» ИСХОДНЫЙ ТЕКСТ:
______

18. Впервые – «Сегодня». № 342. 11 декабря. 1930. Печатается по данной публикации.

19. Отсылка к псевдо-автобиографической трилогии графа Л. Н. Толстого: «Детство» (1852), «Отрочество» (1854), «Юность» (1857).

20. По всей вероятности, имеется в виду Андрей Васильевич Фехнер (?–1937?), считающийся резидентом ОГПУ в Париже и одним из организаторов похищения председателя Русского Общевоинского союза генерала А. П. Кутепова (1882–1930) 26 января 1930 года.

21. В 1900-е годы Козлов (нын. Мичуринск) был районным центром в Тамбовской губернии с населением 40000 жителей. Здесь, скорее всего, указывается на некую провинциальность.

22. Фельзен с семьей покинул Россию в октябре 1918 года. См. «Юрий Фельзен. Автобиография» // Фельзен Ю. Собрание сочинений. Т. 2. – М., 2012. – С. 335.

23. Большие бульвары (les Grands Boulevards) расположены на правом берегу Парижа, на месте старых городских стен Карла V и Людовика XIII.

24. Как это ни иронично, замечание о «подозрительных» сообщниках напоминает строки о самом Фельзене в воспоминаниях В. С. Яновского «Поля Елисейские: Книга памяти» (1983): «Пользуясь любовью всех нас, и даже «генералов», он, однако, не растерял своих старых биржевых связей. Фельзен был среди них белой вороной, но всё же пользовался и там уважением. / Какие-то громоздкие, странные люди иногда подходили к столику Фельзена, широко улыбаясь, здоровались, заговаривали по-немецки. Кое-кого он приглашал сесть; появлялась бутылка коньяка (приезжие вместо рюмки заказывали целую бутылку, гарсоны уже этому не удивлялись)».

25. Разоблачение Фехнера произошло в октябре 1930 года, получив широкую огласку в эмигрантской печати. См. «Возрождение», 14, 16, 17, 18, 19 октября 1930; «Сегодня», 17, 18, 21, 22 октября и 4, 9 ноября 1930; «Последние новости», 18 и 19 октября 1930.

26. Нина Евгеньевна Каратыгина (даты неизвестны), поэтесса и литературовед, адресат посвящения неозаглавленного стихотворения Федора Сологуба (Тетерникова, 1863–1927), которое содержит в себе намек на ее единственный стихотворный сборник «Кровь животворящая» (1916):

Вы любите голые девичьи руки,

И томно на теле шуршащие бусы,

И алое, трепетно-знойное тело,

И животворящую, буйную кровь.

______

» СОБРАННЫЕ ДАННЫЕ:
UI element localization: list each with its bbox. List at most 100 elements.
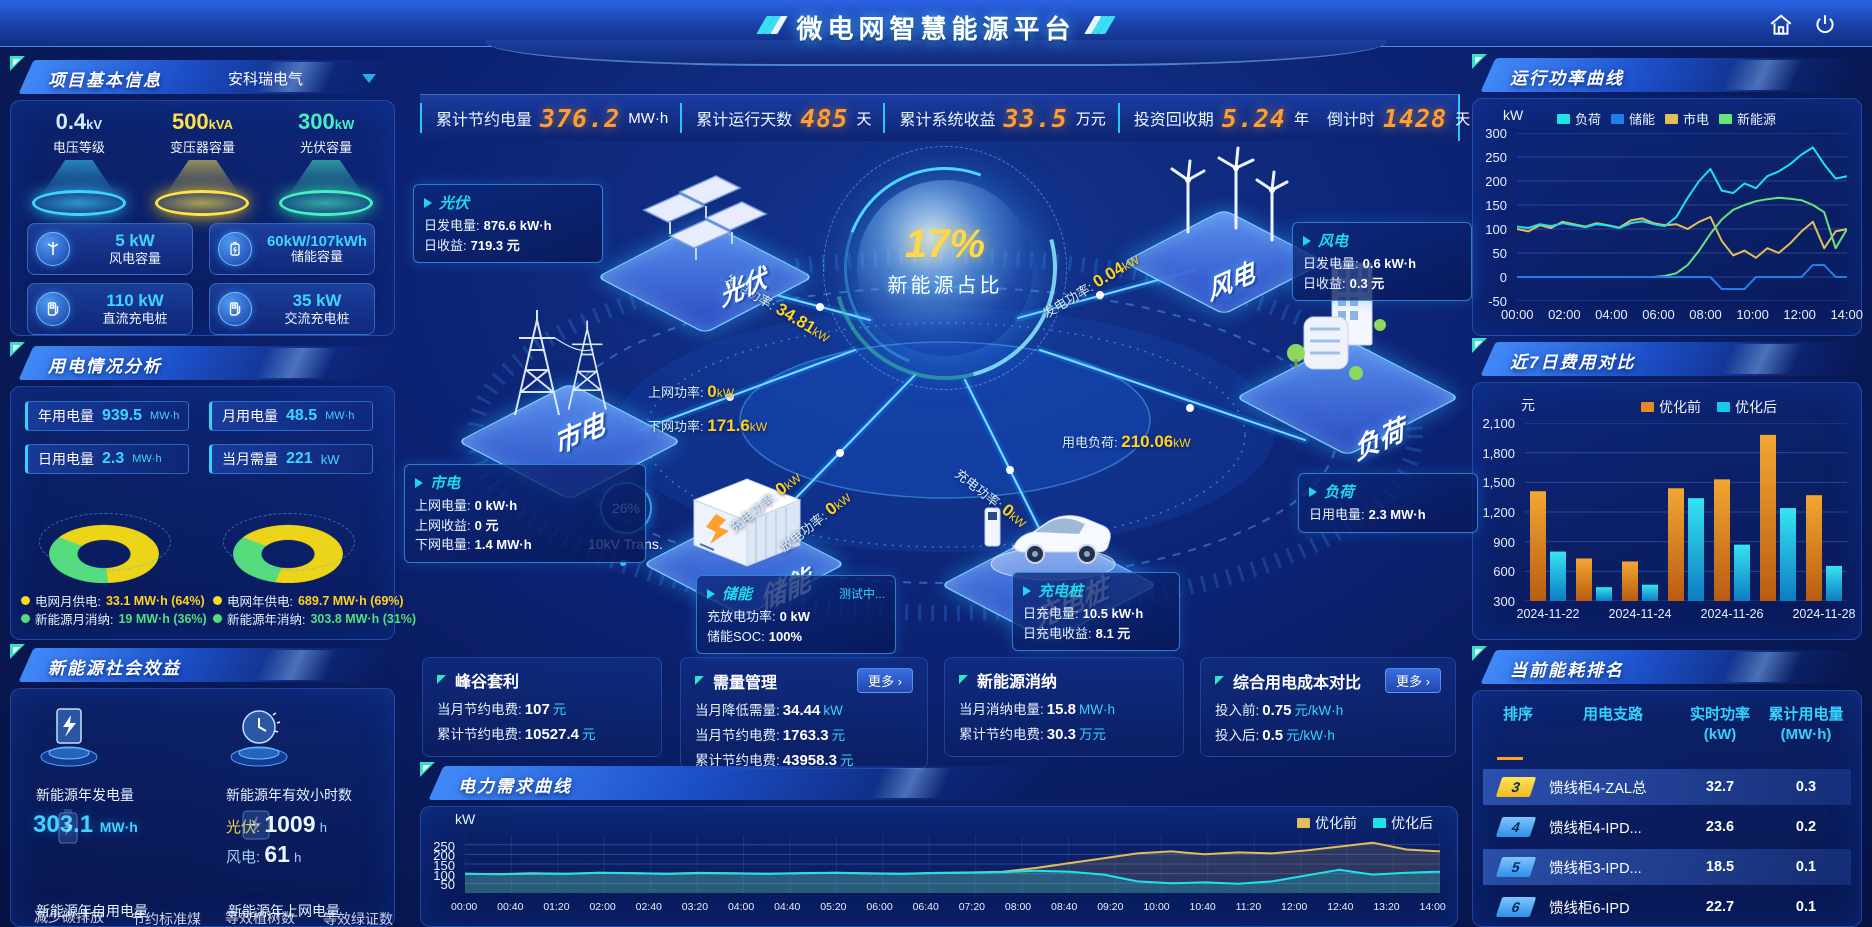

______

» СУТЬ ЗАДАНИЯ:
Продолжите примечания, начиная сразу после строки «И животворящую, буйную кровь». Данные никак не связаны с примечаниями.

» ИТОГОВЫЙ РЕЗУЛЬТАТ:
И если для сердца есть терпкие муки,

И совесть глубокие терпит укусы,

И только жестокость не знает предела,

Так что ж, – и такою любите любовь.

27. Каннитферштан – загадка; от «kann nicht verstanden» (бук. «не могу понимать») (нем.).

28. В семье Каратыгиной действительно было много выдающихся личностей, получивших известность в общественной и культурной жизни XVIII–XX веков. Среди них экономист Е. С. Каратыгин (1872–1930), актриса К. А. Каратыгина (урожд. Глухарева, 1848–1934), актер-трагик В. А. Караты-гин (1802–1853), актриса А. М. Каратыгина (урожд. Колосова, 1802–1880), балерина Е. И. Колосова (1780–1869), драматург П. А. Каратыгин (1774–1827) и актриса А. Д. Каратыгина (1777–1859).

29. Здесь речь, скорее всего, идет о С. С. Каратыгине (годы жизни неизвестны), преподавателе законоведения, правоведения и этики в Санкт-Петербургской 7-й гимназии, где и учился автор фельетона.

30. brevêt… – тип диплома во Франции.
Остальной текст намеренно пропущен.